____ Extracted records
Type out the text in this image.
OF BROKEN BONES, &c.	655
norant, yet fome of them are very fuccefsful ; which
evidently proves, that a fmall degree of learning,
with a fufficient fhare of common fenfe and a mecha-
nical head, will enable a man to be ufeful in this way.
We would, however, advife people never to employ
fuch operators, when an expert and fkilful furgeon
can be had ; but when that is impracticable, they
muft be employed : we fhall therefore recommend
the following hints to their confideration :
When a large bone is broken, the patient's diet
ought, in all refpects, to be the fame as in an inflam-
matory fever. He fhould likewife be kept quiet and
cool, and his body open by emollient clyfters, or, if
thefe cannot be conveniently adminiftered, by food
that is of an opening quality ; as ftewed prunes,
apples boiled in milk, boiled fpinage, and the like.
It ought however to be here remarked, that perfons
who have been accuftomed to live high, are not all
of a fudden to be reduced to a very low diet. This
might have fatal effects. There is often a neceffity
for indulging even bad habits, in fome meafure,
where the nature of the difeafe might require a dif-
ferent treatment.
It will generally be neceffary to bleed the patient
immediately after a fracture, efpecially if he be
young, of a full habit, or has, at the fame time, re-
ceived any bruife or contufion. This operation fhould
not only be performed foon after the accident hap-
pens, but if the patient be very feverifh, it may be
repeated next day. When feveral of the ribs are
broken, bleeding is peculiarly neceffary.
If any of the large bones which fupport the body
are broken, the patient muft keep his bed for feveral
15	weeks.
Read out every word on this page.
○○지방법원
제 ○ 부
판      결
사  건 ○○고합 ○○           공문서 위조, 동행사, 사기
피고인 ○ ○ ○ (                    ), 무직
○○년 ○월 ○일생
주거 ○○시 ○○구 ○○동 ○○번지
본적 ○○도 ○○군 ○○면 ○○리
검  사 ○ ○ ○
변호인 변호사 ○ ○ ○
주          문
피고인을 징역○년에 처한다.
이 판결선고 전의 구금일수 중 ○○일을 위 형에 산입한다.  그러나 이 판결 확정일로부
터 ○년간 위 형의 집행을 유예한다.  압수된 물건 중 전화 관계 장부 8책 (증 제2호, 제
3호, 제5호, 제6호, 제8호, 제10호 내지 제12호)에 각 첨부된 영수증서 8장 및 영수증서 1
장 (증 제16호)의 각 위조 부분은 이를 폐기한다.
________
____ Extracted records
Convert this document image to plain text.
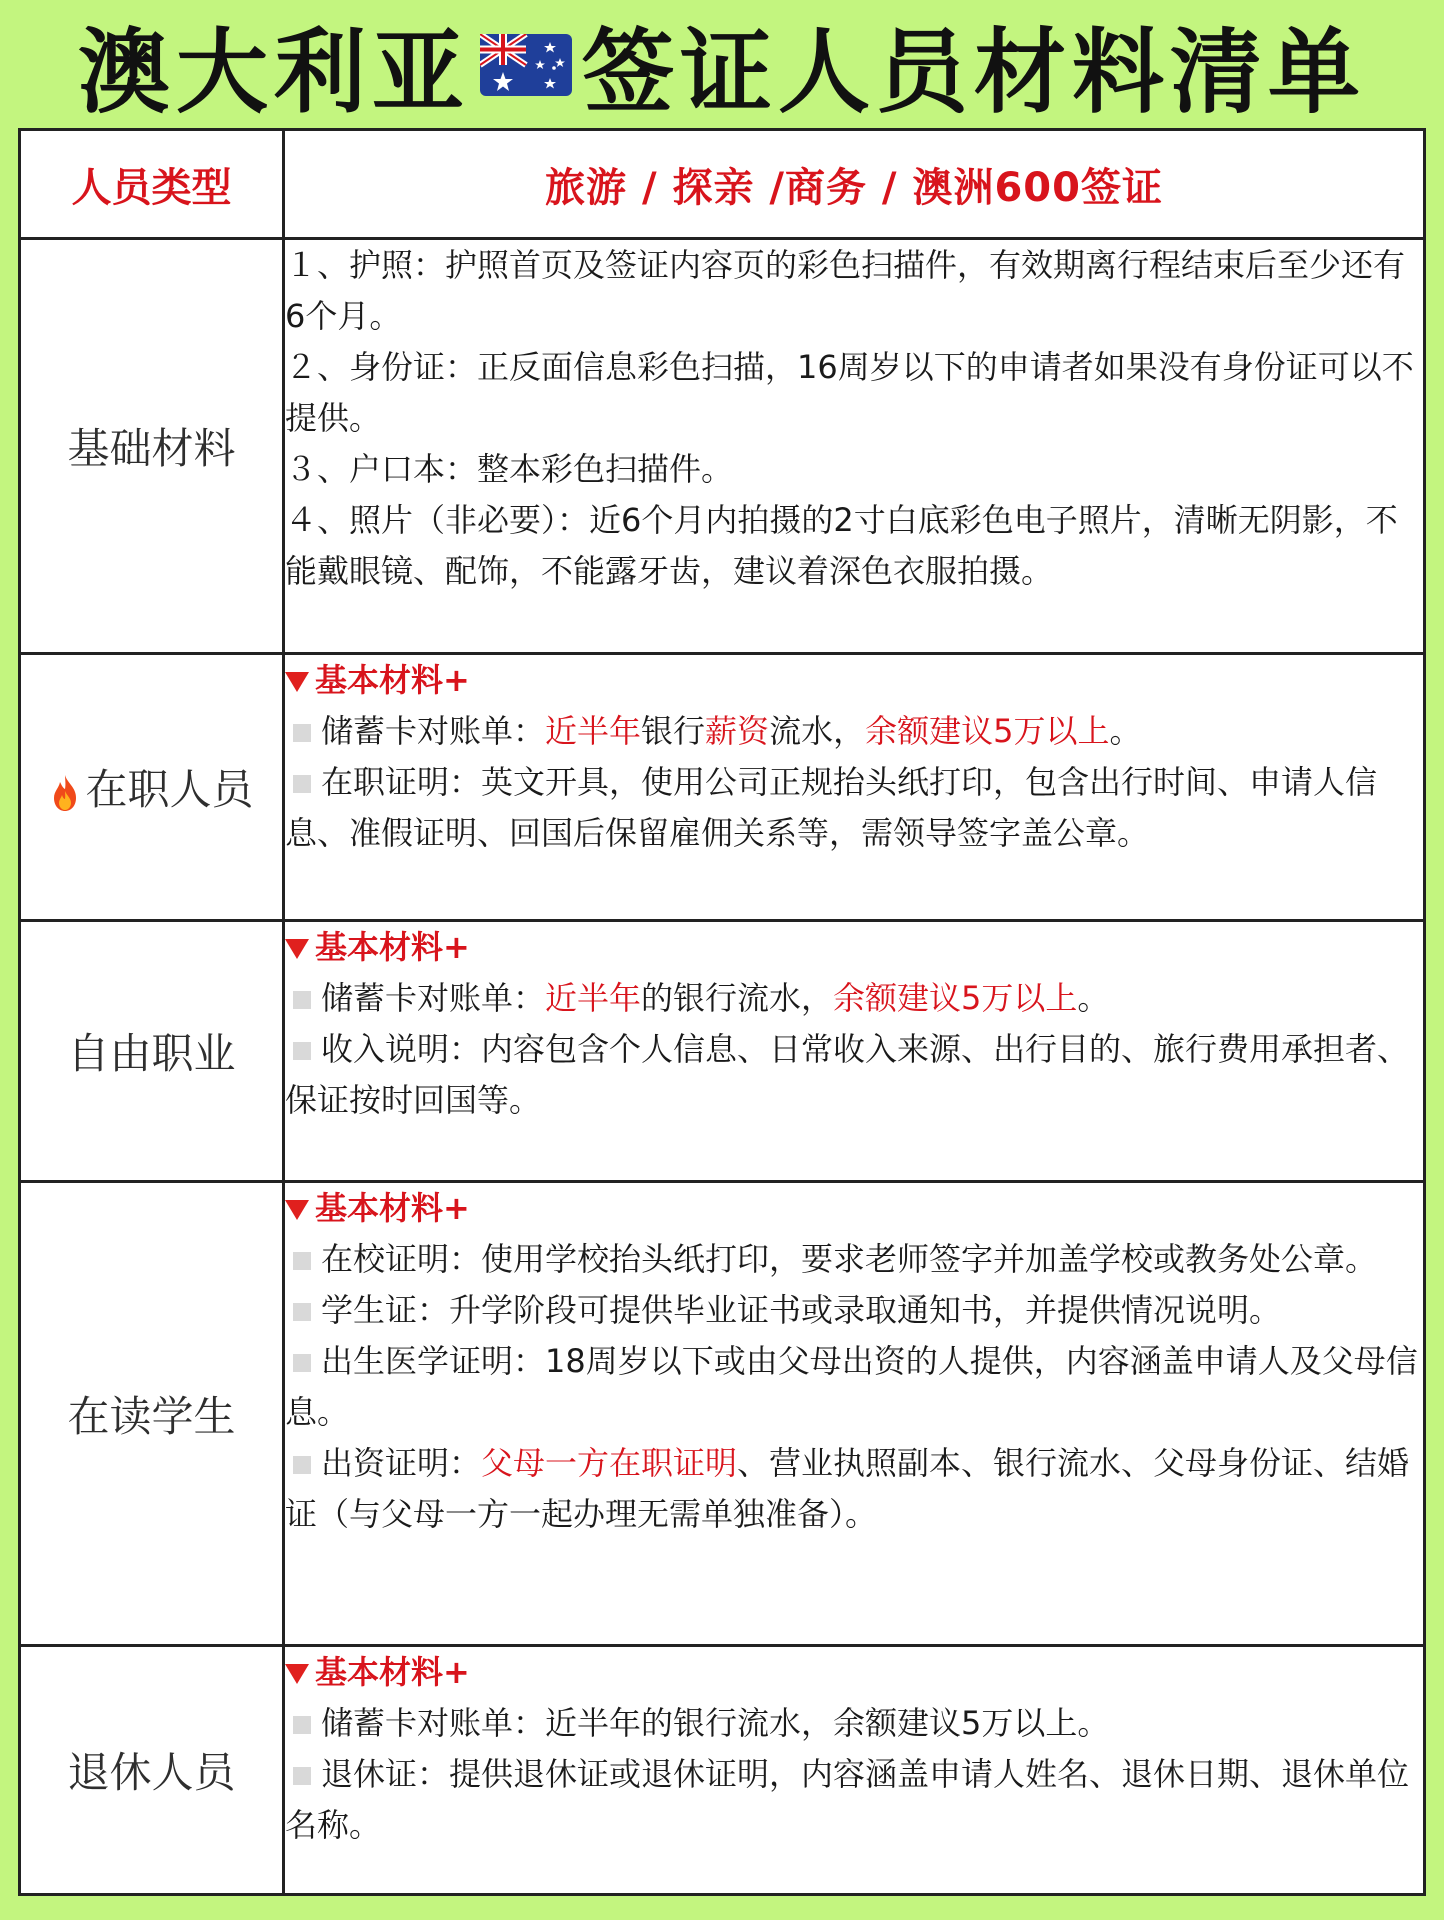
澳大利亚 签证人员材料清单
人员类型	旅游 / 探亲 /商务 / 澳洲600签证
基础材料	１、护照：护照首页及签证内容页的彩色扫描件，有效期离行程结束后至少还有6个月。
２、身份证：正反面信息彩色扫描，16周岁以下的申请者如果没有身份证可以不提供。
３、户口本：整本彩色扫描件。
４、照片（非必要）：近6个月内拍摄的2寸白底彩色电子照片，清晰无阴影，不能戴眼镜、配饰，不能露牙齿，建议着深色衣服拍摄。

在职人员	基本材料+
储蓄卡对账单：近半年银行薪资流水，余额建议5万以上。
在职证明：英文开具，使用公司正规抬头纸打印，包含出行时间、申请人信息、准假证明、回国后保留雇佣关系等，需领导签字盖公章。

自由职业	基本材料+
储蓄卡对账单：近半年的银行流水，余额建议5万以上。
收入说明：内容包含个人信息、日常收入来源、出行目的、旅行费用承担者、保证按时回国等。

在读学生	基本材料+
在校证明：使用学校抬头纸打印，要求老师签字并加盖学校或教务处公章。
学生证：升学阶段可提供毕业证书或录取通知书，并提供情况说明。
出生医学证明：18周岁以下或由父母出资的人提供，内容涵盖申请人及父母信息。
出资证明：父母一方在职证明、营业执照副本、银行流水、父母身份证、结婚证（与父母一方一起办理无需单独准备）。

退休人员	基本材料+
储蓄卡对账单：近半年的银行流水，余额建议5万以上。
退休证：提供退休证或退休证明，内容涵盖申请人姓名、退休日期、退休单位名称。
________
> Prompt
The word "image" may occur in lines of the records. Report how many such lines there are, giving only the number.

> Solution
2